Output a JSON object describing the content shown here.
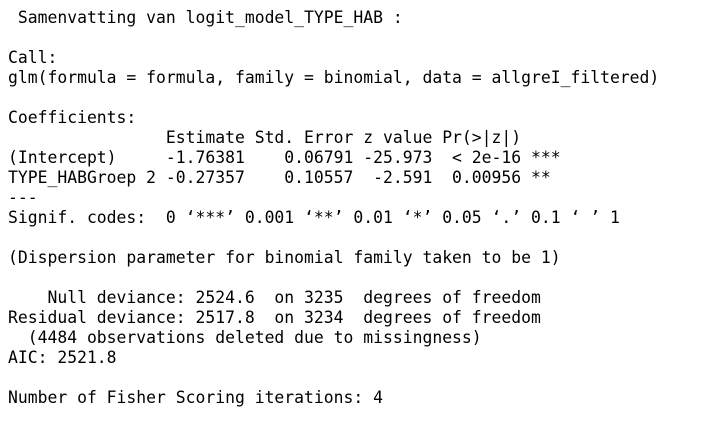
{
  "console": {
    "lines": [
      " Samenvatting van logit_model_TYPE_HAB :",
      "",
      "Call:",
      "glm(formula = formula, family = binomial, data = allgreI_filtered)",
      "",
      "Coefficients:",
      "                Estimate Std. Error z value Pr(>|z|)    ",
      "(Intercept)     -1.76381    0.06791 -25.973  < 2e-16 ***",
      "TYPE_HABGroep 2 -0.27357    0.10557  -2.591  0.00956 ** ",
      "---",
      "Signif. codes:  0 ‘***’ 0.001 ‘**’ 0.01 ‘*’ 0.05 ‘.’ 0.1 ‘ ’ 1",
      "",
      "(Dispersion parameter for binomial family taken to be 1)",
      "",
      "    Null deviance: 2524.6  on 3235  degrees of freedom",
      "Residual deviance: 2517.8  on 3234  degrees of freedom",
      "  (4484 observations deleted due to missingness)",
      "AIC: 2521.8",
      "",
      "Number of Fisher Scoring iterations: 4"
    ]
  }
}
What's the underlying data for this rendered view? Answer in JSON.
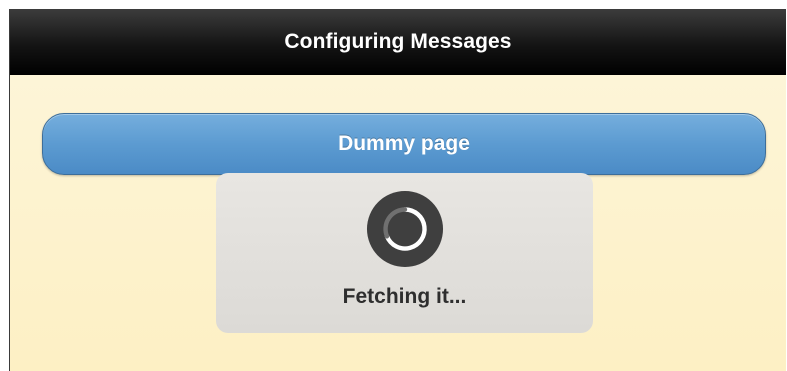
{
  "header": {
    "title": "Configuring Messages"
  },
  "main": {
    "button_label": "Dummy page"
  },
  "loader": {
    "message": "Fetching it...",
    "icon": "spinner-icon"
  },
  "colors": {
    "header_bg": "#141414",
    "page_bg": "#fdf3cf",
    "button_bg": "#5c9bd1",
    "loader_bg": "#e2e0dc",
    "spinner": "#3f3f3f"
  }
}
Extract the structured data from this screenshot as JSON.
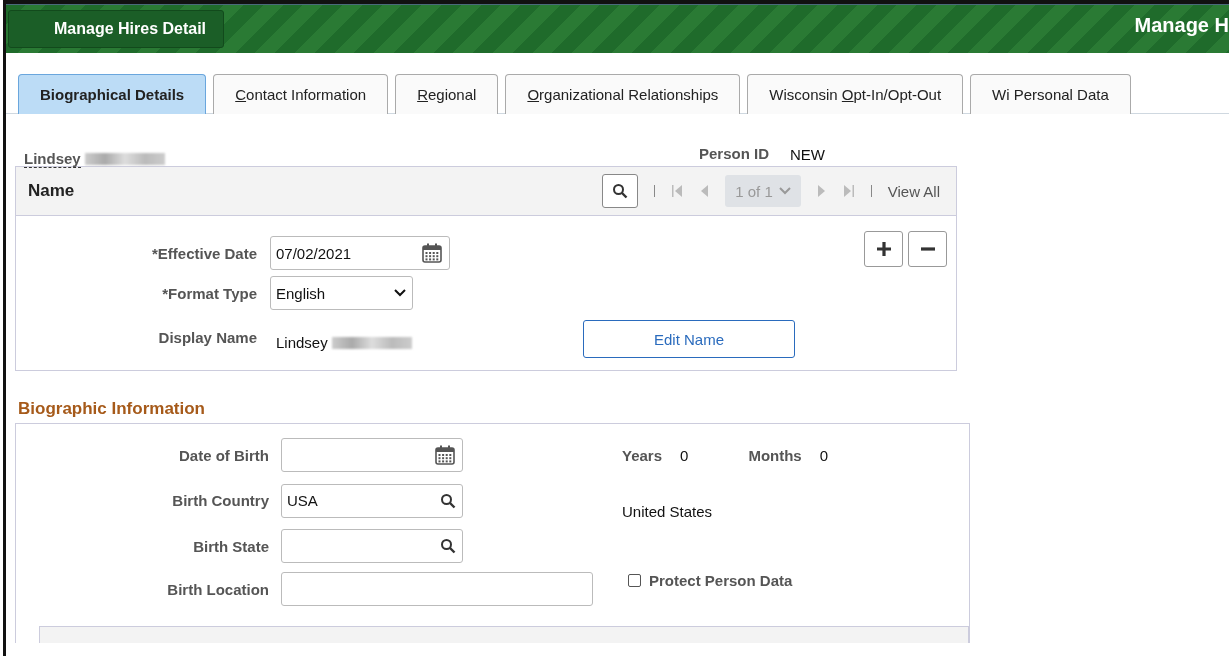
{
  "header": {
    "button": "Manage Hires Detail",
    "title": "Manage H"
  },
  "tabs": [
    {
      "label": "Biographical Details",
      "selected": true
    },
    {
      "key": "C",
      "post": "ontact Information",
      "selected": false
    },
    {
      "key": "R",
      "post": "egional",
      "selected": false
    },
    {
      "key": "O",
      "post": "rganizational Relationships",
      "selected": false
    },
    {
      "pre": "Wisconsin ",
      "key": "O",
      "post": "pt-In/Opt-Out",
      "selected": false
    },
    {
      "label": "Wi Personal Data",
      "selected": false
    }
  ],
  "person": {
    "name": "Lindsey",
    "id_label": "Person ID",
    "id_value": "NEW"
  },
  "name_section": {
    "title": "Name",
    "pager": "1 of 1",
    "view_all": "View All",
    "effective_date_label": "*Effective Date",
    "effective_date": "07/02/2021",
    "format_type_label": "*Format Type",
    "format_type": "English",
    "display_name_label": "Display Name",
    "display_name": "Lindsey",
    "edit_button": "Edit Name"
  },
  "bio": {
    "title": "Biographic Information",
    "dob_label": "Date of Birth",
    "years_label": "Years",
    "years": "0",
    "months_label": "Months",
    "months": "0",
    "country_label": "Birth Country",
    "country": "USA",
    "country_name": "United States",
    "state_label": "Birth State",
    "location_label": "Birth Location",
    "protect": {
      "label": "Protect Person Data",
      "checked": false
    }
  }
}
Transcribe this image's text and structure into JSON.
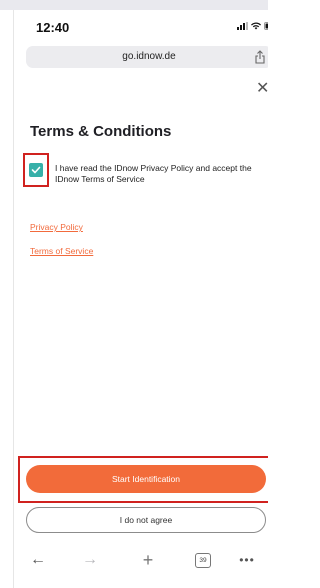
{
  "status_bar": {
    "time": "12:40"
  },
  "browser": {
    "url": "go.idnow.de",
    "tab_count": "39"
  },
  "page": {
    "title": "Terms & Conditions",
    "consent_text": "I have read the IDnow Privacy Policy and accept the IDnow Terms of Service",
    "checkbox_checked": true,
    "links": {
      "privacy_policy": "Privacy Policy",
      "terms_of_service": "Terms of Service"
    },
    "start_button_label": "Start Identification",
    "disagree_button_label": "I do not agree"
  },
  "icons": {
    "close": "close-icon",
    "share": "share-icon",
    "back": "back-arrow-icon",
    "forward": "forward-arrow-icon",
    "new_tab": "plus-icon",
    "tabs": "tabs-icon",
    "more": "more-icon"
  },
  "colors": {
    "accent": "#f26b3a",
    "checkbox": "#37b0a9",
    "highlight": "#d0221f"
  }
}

• • • •

▸ Work to be completed
Every line above that contains the word "Terms" should be reported.

▸ Reply
    "title": "Terms & Conditions",
    "consent_text": "I have read the IDnow Privacy Policy and accept the IDnow Terms of Service",
      "terms_of_service": "Terms of Service"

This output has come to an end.